Take every line from the listing below that includes "type" and copy it.

[Dataset items]
-------------------------

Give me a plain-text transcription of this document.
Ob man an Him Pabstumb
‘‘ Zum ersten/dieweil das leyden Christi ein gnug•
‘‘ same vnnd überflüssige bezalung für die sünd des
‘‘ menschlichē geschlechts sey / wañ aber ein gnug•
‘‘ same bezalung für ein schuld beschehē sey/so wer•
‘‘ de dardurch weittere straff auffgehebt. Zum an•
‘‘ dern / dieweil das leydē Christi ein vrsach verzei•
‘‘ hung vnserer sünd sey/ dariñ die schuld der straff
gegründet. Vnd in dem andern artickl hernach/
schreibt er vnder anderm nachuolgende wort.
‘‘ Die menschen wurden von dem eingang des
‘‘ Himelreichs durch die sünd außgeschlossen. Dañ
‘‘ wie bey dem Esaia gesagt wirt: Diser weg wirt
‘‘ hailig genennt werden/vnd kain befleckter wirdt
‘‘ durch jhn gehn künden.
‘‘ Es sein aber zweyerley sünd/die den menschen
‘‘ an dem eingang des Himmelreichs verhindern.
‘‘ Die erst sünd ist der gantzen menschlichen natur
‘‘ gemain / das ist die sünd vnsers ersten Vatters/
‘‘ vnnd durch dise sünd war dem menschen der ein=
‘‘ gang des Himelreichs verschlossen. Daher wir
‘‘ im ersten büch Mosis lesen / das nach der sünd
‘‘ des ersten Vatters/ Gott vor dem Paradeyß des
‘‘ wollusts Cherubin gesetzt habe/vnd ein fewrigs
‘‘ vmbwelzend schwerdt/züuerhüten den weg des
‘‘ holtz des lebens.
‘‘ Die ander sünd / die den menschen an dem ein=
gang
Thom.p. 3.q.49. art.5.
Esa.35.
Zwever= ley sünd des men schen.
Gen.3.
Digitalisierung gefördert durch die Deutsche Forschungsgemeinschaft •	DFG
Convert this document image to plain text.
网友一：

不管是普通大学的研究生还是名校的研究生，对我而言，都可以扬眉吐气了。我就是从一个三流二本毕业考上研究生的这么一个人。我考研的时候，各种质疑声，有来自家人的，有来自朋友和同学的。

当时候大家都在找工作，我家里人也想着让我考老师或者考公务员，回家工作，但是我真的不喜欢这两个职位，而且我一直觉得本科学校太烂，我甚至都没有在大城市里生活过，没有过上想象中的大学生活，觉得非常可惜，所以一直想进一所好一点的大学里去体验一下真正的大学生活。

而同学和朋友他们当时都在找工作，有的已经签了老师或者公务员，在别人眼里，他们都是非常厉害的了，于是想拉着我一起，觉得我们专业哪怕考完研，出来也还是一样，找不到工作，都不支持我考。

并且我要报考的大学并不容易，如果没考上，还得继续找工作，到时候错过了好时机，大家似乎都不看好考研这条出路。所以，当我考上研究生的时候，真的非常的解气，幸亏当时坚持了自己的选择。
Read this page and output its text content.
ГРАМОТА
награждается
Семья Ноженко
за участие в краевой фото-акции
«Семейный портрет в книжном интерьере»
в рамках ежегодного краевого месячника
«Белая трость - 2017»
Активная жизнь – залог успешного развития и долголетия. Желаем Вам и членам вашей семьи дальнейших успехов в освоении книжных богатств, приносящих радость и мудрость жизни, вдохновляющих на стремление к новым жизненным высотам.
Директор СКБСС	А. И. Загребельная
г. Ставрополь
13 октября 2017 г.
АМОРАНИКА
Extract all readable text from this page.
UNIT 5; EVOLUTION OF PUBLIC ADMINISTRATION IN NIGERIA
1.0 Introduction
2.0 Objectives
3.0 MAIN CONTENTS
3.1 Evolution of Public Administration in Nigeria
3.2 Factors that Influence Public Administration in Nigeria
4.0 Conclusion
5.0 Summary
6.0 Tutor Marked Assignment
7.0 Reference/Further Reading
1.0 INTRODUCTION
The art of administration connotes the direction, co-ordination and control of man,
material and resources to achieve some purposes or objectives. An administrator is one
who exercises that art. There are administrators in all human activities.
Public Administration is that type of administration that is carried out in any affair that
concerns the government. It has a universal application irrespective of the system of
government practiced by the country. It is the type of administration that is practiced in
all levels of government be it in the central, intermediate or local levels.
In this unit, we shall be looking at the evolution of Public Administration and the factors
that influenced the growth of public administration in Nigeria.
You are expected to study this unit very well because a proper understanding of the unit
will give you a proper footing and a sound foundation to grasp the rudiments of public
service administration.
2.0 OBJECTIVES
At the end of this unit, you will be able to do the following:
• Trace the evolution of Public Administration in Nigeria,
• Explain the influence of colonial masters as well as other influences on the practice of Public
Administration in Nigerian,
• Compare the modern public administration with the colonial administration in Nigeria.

-------------------------

[EXERCISE SOLUTION]
Public Administration is that type of administration that is carried out in any affair that
government practiced by the country. It is the type of administration that is practiced in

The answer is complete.